### PROMPT
Repeat each record below exactly as given.

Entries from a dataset
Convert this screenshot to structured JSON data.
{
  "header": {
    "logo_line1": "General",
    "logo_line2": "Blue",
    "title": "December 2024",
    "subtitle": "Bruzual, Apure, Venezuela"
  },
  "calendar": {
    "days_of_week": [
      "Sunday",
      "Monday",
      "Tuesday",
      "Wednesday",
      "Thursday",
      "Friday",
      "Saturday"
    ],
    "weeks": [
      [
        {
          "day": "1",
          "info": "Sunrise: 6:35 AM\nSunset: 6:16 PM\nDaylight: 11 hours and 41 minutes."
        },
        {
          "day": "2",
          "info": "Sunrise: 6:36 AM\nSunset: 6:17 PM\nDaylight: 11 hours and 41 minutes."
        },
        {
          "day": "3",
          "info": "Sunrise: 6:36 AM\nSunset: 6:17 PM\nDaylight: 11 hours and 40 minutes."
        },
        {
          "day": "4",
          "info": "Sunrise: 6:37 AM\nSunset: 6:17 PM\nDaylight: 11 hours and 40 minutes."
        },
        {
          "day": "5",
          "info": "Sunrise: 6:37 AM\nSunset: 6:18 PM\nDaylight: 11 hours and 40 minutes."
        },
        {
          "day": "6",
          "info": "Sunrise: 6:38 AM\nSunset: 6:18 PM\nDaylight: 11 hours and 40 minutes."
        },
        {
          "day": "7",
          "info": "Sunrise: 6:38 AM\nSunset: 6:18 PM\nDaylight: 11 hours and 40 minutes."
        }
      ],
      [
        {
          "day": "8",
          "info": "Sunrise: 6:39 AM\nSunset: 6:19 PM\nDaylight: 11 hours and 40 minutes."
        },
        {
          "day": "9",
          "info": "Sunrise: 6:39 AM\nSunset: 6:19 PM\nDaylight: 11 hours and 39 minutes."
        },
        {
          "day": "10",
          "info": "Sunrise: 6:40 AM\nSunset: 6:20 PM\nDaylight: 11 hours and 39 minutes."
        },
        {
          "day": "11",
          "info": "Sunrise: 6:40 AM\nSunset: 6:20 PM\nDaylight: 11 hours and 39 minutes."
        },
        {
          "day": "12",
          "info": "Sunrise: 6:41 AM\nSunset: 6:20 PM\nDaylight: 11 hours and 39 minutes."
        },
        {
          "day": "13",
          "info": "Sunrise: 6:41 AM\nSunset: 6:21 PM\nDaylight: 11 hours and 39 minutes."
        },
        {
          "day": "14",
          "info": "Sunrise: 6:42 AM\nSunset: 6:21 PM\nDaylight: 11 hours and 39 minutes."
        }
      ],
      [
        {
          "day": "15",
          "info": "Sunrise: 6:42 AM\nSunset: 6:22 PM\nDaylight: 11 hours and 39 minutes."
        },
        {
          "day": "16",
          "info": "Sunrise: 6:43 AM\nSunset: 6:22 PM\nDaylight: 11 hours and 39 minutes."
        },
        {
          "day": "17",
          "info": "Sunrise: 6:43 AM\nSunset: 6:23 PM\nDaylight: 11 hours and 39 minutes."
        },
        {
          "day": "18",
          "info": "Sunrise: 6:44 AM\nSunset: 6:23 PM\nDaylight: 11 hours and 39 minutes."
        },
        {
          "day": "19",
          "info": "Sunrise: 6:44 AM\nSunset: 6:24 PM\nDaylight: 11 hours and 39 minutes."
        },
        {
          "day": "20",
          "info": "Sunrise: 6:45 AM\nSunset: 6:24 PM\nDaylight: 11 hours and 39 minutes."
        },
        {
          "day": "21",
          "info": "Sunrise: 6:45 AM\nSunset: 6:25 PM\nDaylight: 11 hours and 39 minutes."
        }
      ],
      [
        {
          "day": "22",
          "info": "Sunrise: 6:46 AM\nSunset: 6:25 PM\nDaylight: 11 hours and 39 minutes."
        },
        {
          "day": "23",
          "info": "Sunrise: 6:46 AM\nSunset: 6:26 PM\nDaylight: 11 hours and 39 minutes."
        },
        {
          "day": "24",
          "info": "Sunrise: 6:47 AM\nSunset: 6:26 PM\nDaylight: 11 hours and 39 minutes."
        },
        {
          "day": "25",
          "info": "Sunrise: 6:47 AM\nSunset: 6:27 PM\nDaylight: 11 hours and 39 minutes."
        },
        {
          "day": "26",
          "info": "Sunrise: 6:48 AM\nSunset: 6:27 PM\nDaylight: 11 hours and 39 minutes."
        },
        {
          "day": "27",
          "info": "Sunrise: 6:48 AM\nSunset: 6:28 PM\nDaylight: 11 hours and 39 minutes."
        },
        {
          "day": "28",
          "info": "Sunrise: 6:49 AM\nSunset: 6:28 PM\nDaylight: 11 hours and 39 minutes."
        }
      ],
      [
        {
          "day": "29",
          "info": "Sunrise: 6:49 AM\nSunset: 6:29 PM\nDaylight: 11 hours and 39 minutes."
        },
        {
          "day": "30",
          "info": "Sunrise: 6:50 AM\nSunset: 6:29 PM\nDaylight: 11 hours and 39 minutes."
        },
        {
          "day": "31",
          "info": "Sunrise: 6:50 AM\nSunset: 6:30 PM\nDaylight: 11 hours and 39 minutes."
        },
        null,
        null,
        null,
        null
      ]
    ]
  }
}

### TASK SOLUTION
Convert this screenshot to structured JSON data.
{
  "header": {
    "logo_line1": "General",
    "logo_line2": "Blue",
    "title": "December 2024",
    "subtitle": "Bruzual, Apure, Venezuela"
  },
  "calendar": {
    "days_of_week": [
      "Sunday",
      "Monday",
      "Tuesday",
      "Wednesday",
      "Thursday",
      "Friday",
      "Saturday"
    ],
    "weeks": [
      [
        {
          "day": "1",
          "info": "Sunrise: 6:35 AM\nSunset: 6:16 PM\nDaylight: 11 hours and 41 minutes."
        },
        {
          "day": "2",
          "info": "Sunrise: 6:36 AM\nSunset: 6:17 PM\nDaylight: 11 hours and 41 minutes."
        },
        {
          "day": "3",
          "info": "Sunrise: 6:36 AM\nSunset: 6:17 PM\nDaylight: 11 hours and 40 minutes."
        },
        {
          "day": "4",
          "info": "Sunrise: 6:37 AM\nSunset: 6:17 PM\nDaylight: 11 hours and 40 minutes."
        },
        {
          "day": "5",
          "info": "Sunrise: 6:37 AM\nSunset: 6:18 PM\nDaylight: 11 hours and 40 minutes."
        },
        {
          "day": "6",
          "info": "Sunrise: 6:38 AM\nSunset: 6:18 PM\nDaylight: 11 hours and 40 minutes."
        },
        {
          "day": "7",
          "info": "Sunrise: 6:38 AM\nSunset: 6:18 PM\nDaylight: 11 hours and 40 minutes."
        }
      ],
      [
        {
          "day": "8",
          "info": "Sunrise: 6:39 AM\nSunset: 6:19 PM\nDaylight: 11 hours and 40 minutes."
        },
        {
          "day": "9",
          "info": "Sunrise: 6:39 AM\nSunset: 6:19 PM\nDaylight: 11 hours and 39 minutes."
        },
        {
          "day": "10",
          "info": "Sunrise: 6:40 AM\nSunset: 6:20 PM\nDaylight: 11 hours and 39 minutes."
        },
        {
          "day": "11",
          "info": "Sunrise: 6:40 AM\nSunset: 6:20 PM\nDaylight: 11 hours and 39 minutes."
        },
        {
          "day": "12",
          "info": "Sunrise: 6:41 AM\nSunset: 6:20 PM\nDaylight: 11 hours and 39 minutes."
        },
        {
          "day": "13",
          "info": "Sunrise: 6:41 AM\nSunset: 6:21 PM\nDaylight: 11 hours and 39 minutes."
        },
        {
          "day": "14",
          "info": "Sunrise: 6:42 AM\nSunset: 6:21 PM\nDaylight: 11 hours and 39 minutes."
        }
      ],
      [
        {
          "day": "15",
          "info": "Sunrise: 6:42 AM\nSunset: 6:22 PM\nDaylight: 11 hours and 39 minutes."
        },
        {
          "day": "16",
          "info": "Sunrise: 6:43 AM\nSunset: 6:22 PM\nDaylight: 11 hours and 39 minutes."
        },
        {
          "day": "17",
          "info": "Sunrise: 6:43 AM\nSunset: 6:23 PM\nDaylight: 11 hours and 39 minutes."
        },
        {
          "day": "18",
          "info": "Sunrise: 6:44 AM\nSunset: 6:23 PM\nDaylight: 11 hours and 39 minutes."
        },
        {
          "day": "19",
          "info": "Sunrise: 6:44 AM\nSunset: 6:24 PM\nDaylight: 11 hours and 39 minutes."
        },
        {
          "day": "20",
          "info": "Sunrise: 6:45 AM\nSunset: 6:24 PM\nDaylight: 11 hours and 39 minutes."
        },
        {
          "day": "21",
          "info": "Sunrise: 6:45 AM\nSunset: 6:25 PM\nDaylight: 11 hours and 39 minutes."
        }
      ],
      [
        {
          "day": "22",
          "info": "Sunrise: 6:46 AM\nSunset: 6:25 PM\nDaylight: 11 hours and 39 minutes."
        },
        {
          "day": "23",
          "info": "Sunrise: 6:46 AM\nSunset: 6:26 PM\nDaylight: 11 hours and 39 minutes."
        },
        {
          "day": "24",
          "info": "Sunrise: 6:47 AM\nSunset: 6:26 PM\nDaylight: 11 hours and 39 minutes."
        },
        {
          "day": "25",
          "info": "Sunrise: 6:47 AM\nSunset: 6:27 PM\nDaylight: 11 hours and 39 minutes."
        },
        {
          "day": "26",
          "info": "Sunrise: 6:48 AM\nSunset: 6:27 PM\nDaylight: 11 hours and 39 minutes."
        },
        {
          "day": "27",
          "info": "Sunrise: 6:48 AM\nSunset: 6:28 PM\nDaylight: 11 hours and 39 minutes."
        },
        {
          "day": "28",
          "info": "Sunrise: 6:49 AM\nSunset: 6:28 PM\nDaylight: 11 hours and 39 minutes."
        }
      ],
      [
        {
          "day": "29",
          "info": "Sunrise: 6:49 AM\nSunset: 6:29 PM\nDaylight: 11 hours and 39 minutes."
        },
        {
          "day": "30",
          "info": "Sunrise: 6:50 AM\nSunset: 6:29 PM\nDaylight: 11 hours and 39 minutes."
        },
        {
          "day": "31",
          "info": "Sunrise: 6:50 AM\nSunset: 6:30 PM\nDaylight: 11 hours and 39 minutes."
        },
        null,
        null,
        null,
        null
      ]
    ]
  }
}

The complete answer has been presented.